* Required task *
Reproduce word for word the stretch of the listing from the line that contains "give me the" through the line that contains "pocketcasts-icon <box>290 52 328 90</box>", including both of those lines.

* Stored data *
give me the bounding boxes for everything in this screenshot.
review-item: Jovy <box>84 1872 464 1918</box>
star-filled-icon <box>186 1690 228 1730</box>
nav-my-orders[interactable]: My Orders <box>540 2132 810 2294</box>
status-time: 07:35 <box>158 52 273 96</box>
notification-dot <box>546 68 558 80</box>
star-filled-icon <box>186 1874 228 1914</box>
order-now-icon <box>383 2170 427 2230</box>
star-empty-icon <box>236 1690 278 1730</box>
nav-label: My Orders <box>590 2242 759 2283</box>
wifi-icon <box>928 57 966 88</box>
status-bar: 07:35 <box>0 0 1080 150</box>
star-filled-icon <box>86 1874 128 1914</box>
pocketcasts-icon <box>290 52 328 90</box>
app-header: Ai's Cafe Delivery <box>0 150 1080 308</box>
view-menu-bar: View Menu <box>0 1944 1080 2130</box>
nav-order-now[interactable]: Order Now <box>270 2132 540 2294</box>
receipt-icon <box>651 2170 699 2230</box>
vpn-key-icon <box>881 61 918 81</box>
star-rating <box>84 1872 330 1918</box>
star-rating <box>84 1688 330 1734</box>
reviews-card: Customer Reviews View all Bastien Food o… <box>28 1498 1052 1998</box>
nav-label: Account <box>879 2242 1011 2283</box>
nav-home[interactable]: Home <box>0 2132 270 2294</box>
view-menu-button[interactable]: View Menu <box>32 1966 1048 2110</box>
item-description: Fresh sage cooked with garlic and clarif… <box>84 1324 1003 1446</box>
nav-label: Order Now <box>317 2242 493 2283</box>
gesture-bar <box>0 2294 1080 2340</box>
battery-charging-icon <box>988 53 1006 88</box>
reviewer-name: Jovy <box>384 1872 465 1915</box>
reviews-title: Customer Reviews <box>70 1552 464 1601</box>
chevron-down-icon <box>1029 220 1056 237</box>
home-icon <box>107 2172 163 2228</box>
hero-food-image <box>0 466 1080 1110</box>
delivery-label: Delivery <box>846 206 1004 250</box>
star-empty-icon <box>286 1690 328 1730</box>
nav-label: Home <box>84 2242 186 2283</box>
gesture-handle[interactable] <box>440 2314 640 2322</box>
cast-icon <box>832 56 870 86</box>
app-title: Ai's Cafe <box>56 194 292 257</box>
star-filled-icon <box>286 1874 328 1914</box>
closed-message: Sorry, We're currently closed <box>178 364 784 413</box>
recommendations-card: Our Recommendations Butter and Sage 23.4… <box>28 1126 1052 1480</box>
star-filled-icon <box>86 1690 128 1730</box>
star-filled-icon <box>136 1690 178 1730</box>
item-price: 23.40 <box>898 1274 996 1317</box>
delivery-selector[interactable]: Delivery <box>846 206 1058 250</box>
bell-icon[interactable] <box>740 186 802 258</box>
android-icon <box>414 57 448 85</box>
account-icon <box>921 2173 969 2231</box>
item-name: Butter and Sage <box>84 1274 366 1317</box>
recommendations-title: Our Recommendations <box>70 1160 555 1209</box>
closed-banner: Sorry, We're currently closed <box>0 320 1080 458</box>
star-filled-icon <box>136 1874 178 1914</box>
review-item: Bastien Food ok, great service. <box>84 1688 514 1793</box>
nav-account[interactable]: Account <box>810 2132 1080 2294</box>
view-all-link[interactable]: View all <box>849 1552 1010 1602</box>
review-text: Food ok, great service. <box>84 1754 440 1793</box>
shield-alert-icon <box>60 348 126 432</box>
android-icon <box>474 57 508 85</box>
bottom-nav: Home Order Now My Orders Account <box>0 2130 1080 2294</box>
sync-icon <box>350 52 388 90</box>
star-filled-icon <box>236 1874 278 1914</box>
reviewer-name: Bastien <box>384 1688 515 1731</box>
...
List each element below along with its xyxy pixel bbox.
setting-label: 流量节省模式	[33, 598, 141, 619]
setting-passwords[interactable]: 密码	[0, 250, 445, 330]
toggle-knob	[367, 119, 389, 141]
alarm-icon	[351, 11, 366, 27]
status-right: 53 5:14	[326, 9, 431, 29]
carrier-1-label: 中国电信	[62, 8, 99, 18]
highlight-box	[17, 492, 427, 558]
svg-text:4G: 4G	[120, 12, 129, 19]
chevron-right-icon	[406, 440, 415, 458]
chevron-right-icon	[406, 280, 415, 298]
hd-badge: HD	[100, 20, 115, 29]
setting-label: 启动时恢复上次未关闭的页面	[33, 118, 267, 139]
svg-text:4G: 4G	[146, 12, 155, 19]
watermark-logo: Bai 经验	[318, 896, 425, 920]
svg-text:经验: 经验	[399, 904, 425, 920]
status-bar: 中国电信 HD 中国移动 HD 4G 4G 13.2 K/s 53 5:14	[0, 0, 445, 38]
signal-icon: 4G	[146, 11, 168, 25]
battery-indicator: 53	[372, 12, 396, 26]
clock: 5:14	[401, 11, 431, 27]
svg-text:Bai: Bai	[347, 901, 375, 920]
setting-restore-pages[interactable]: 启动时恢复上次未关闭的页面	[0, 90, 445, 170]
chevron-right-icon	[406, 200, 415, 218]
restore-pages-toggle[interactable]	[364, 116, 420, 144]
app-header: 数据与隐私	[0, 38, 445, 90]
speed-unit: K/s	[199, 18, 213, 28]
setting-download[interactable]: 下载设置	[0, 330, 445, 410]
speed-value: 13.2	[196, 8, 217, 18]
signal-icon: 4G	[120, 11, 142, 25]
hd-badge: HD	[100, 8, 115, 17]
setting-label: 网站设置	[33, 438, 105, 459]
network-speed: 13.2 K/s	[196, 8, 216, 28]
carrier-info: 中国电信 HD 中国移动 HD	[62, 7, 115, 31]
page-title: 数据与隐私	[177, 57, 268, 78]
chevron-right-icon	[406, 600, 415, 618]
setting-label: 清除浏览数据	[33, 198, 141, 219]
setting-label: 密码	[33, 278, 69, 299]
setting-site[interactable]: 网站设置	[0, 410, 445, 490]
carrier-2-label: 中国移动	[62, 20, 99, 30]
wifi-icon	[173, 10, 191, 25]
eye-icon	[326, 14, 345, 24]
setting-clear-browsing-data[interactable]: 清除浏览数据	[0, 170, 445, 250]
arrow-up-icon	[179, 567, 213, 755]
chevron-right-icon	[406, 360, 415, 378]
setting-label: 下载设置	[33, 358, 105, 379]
--
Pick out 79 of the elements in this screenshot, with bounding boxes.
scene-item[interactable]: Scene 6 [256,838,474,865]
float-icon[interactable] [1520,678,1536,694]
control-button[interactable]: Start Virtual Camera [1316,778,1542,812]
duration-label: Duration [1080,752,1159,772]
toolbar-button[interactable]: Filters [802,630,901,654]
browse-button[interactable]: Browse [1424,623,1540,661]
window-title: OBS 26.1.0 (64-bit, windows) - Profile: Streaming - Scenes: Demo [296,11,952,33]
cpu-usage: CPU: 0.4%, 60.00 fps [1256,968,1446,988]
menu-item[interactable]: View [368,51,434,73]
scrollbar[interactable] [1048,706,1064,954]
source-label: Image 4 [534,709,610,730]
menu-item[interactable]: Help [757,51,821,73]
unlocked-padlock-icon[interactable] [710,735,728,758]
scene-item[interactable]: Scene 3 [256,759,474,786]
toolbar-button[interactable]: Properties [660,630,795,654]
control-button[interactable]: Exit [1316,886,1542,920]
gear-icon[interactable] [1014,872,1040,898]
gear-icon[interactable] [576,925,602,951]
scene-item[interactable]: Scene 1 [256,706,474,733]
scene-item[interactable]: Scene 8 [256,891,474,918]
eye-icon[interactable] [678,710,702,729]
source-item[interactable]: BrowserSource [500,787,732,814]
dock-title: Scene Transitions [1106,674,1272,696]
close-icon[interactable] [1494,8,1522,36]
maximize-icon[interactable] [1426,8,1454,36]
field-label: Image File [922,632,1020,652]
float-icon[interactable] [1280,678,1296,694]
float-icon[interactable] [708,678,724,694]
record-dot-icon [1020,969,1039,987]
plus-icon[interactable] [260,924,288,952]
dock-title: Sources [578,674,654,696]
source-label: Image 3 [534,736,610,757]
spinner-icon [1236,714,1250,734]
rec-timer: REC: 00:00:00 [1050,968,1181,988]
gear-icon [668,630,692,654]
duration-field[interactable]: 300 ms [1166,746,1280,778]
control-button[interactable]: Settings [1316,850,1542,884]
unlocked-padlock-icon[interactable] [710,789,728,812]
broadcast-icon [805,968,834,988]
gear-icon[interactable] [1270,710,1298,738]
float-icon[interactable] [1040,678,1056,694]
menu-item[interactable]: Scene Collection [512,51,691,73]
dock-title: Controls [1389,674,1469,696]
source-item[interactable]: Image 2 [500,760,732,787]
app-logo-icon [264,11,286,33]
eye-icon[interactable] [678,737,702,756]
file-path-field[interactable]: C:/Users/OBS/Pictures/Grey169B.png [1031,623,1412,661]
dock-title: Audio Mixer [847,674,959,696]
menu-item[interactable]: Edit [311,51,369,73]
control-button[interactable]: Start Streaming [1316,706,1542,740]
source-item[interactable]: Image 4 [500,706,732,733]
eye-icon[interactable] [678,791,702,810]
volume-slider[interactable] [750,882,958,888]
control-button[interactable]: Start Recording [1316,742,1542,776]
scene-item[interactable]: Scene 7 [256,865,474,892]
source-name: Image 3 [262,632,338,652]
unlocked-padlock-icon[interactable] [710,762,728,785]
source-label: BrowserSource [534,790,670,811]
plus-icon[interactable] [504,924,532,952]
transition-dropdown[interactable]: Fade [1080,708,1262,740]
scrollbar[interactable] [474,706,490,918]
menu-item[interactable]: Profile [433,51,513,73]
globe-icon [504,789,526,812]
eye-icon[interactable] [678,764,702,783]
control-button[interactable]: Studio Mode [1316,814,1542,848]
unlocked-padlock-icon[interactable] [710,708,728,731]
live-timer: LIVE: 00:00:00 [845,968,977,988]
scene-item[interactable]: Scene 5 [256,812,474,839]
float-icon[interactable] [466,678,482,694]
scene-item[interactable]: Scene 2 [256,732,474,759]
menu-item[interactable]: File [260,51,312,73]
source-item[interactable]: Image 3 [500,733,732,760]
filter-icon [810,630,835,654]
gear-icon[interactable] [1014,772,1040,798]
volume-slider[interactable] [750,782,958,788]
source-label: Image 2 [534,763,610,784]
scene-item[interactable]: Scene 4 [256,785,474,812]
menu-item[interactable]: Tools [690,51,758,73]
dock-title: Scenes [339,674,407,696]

* Solution to this problem *
give me the bounding boxes for everything in this screenshot.
review-item: Jovy <box>84 1872 464 1918</box>
star-filled-icon <box>186 1690 228 1730</box>
nav-my-orders[interactable]: My Orders <box>540 2132 810 2294</box>
status-time: 07:35 <box>158 52 273 96</box>
notification-dot <box>546 68 558 80</box>
star-filled-icon <box>186 1874 228 1914</box>
order-now-icon <box>383 2170 427 2230</box>
star-empty-icon <box>236 1690 278 1730</box>
nav-label: My Orders <box>590 2242 759 2283</box>
wifi-icon <box>928 57 966 88</box>
status-bar: 07:35 <box>0 0 1080 150</box>
star-filled-icon <box>86 1874 128 1914</box>
pocketcasts-icon <box>290 52 328 90</box>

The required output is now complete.